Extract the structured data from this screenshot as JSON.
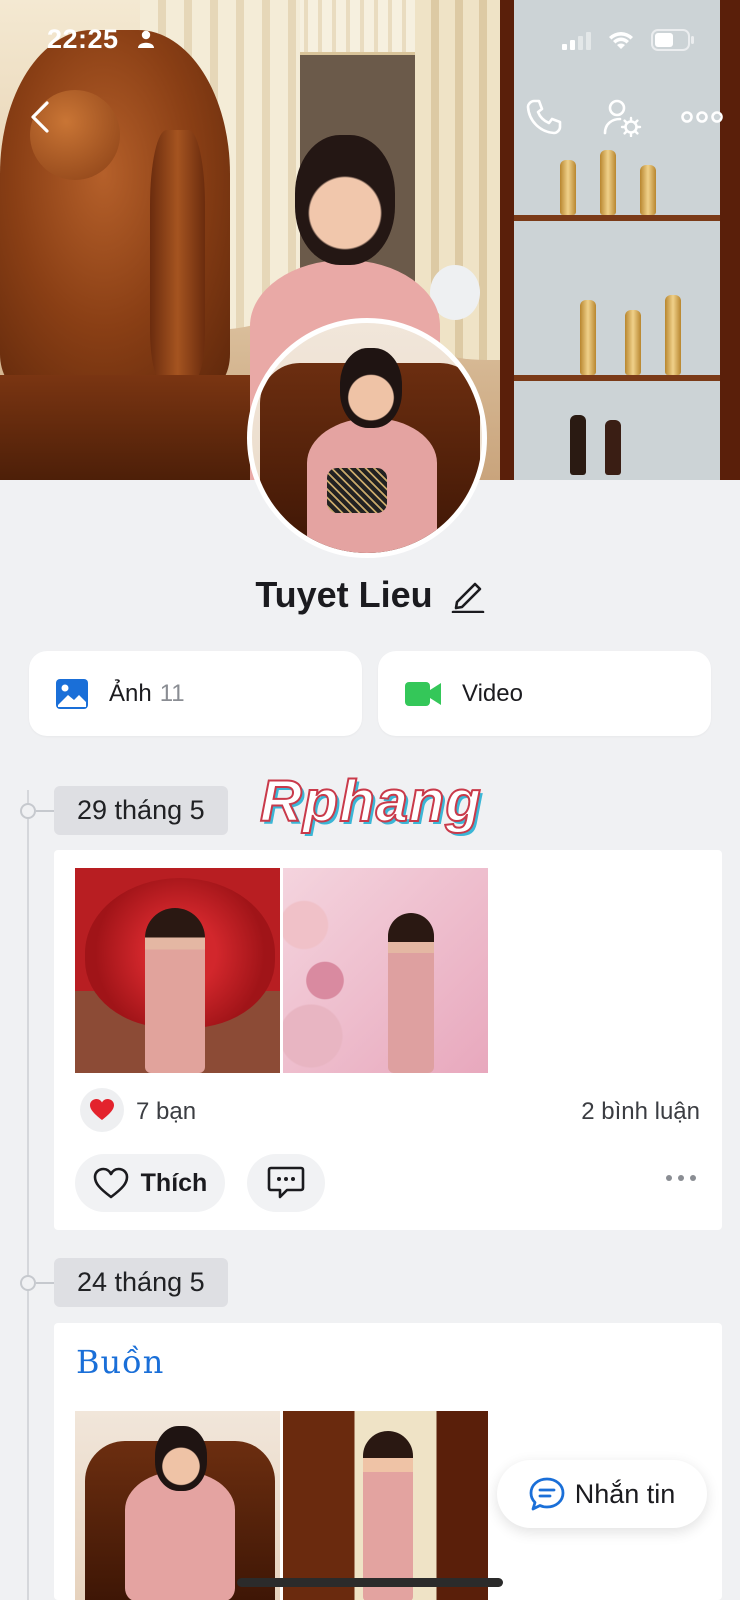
{
  "status": {
    "time": "22:25"
  },
  "profile": {
    "name": "Tuyet Lieu"
  },
  "media": {
    "photos_label": "Ảnh",
    "photos_count": "11",
    "video_label": "Video"
  },
  "watermark": "Rphang",
  "timeline": [
    {
      "date": "29 tháng 5",
      "likes": "7 bạn",
      "comments": "2 bình luận",
      "like_label": "Thích"
    },
    {
      "date": "24 tháng 5",
      "title": "Buồn"
    }
  ],
  "message_button": "Nhắn tin",
  "colors": {
    "accent": "#1a6fd8",
    "video_green": "#34c759",
    "heart_red": "#e3232d"
  },
  "icons": [
    "back-icon",
    "phone-icon",
    "profile-settings-icon",
    "more-icon",
    "edit-icon",
    "image-icon",
    "video-camera-icon",
    "heart-icon",
    "comment-icon",
    "chat-icon"
  ]
}
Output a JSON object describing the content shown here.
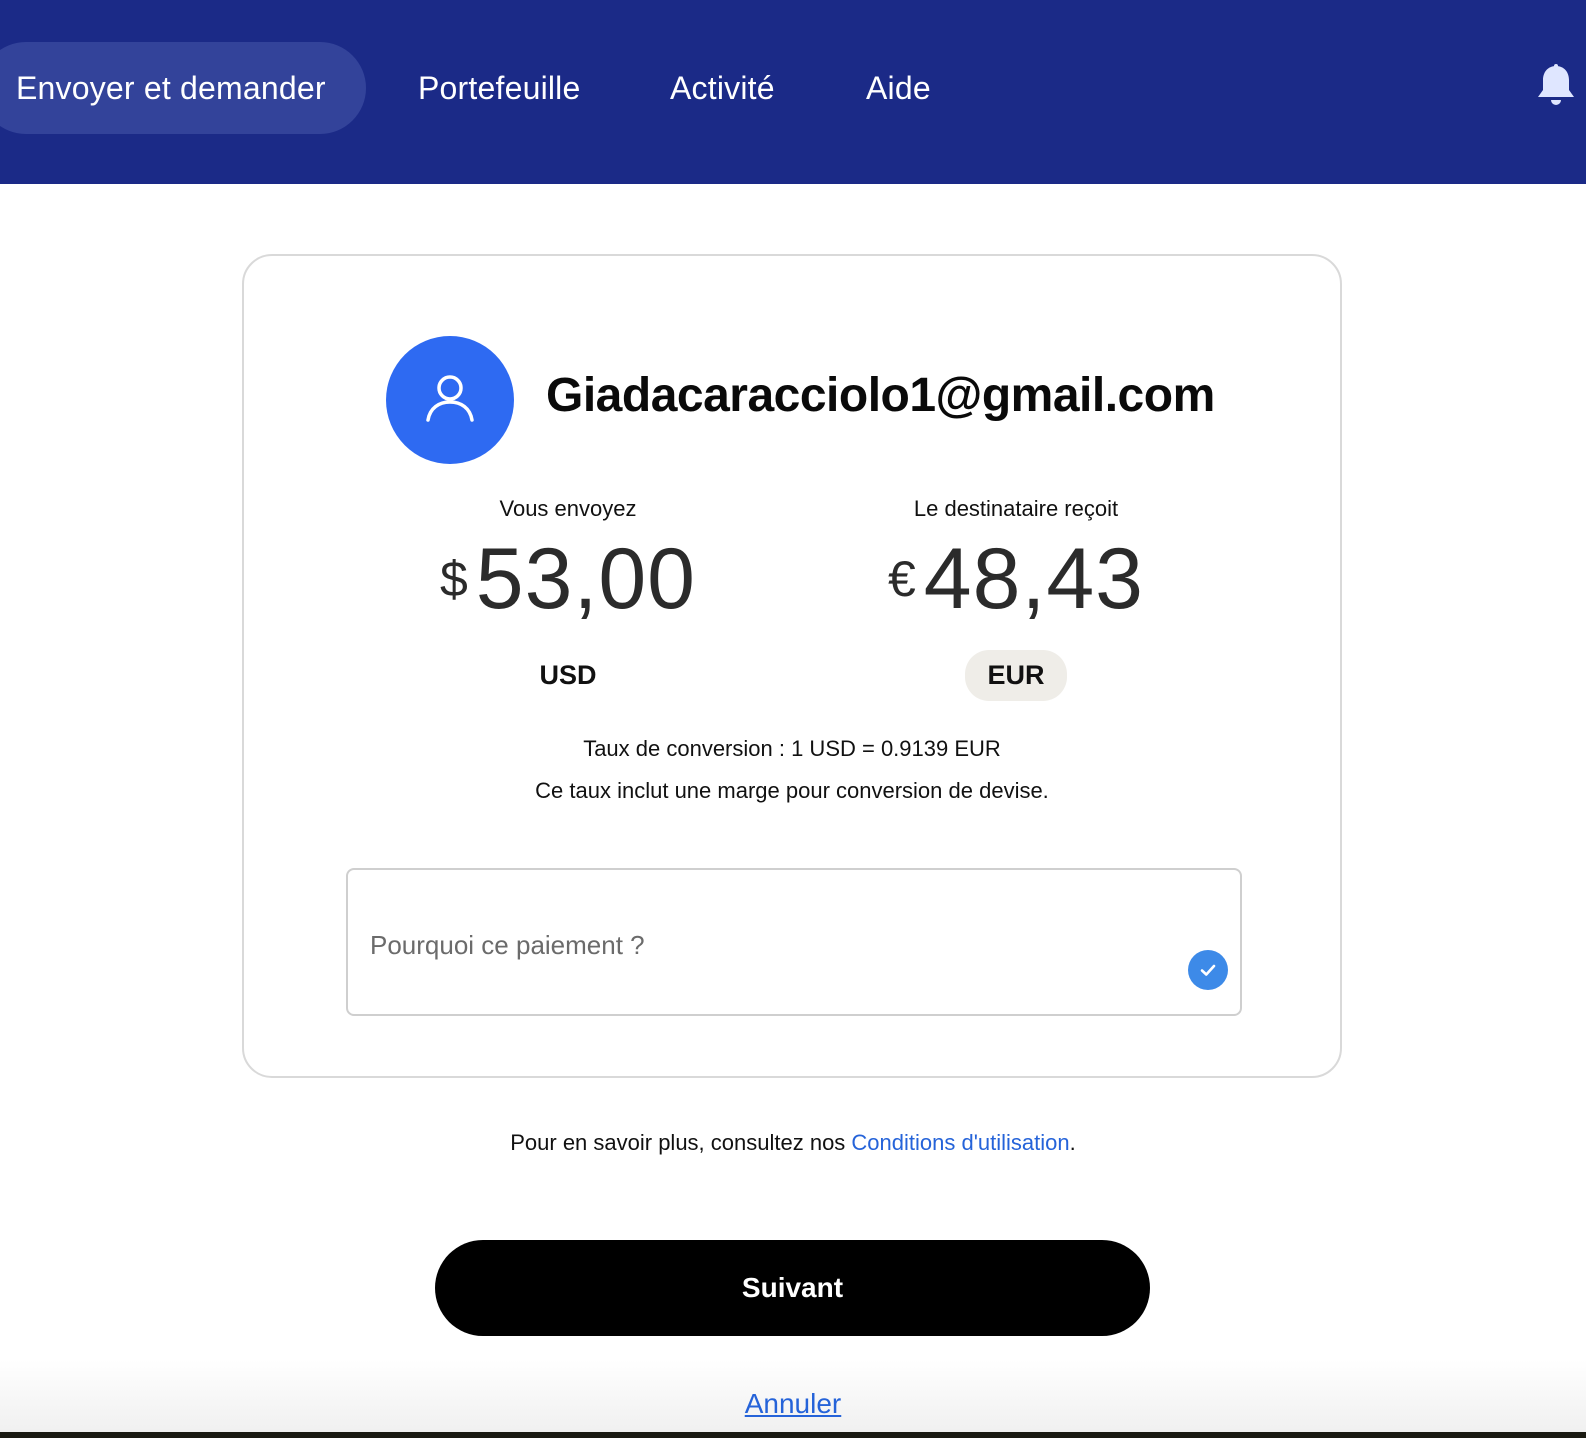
{
  "nav": {
    "items": [
      {
        "label": "Envoyer et demander",
        "active": true
      },
      {
        "label": "Portefeuille"
      },
      {
        "label": "Activité"
      },
      {
        "label": "Aide"
      }
    ],
    "bell_icon": "bell-icon"
  },
  "recipient": {
    "avatar_icon": "user-icon",
    "email": "Giadacaracciolo1@gmail.com"
  },
  "send": {
    "label": "Vous envoyez",
    "symbol": "$",
    "amount": "53,00",
    "currency": "USD"
  },
  "receive": {
    "label": "Le destinataire reçoit",
    "symbol": "€",
    "amount": "48,43",
    "currency": "EUR"
  },
  "conversion": {
    "rate_text": "Taux de conversion : 1 USD = 0.9139 EUR",
    "margin_text": "Ce taux inclut une marge pour conversion de devise."
  },
  "reason": {
    "placeholder": "Pourquoi ce paiement ?",
    "value": ""
  },
  "terms": {
    "prefix": "Pour en savoir plus, consultez nos ",
    "link": "Conditions d'utilisation",
    "suffix": "."
  },
  "actions": {
    "next_label": "Suivant",
    "cancel_label": "Annuler"
  },
  "colors": {
    "nav_bg": "#1b2a87",
    "nav_active_bg": "#33439a",
    "avatar_bg": "#2e6af2",
    "link": "#2563d9",
    "primary_button": "#000000"
  }
}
______________________________
» WHAT YOU HAVE TO DO: Count the lines in the records above that hold the word "JSON", and give only that number.

» TASK RESULT: 2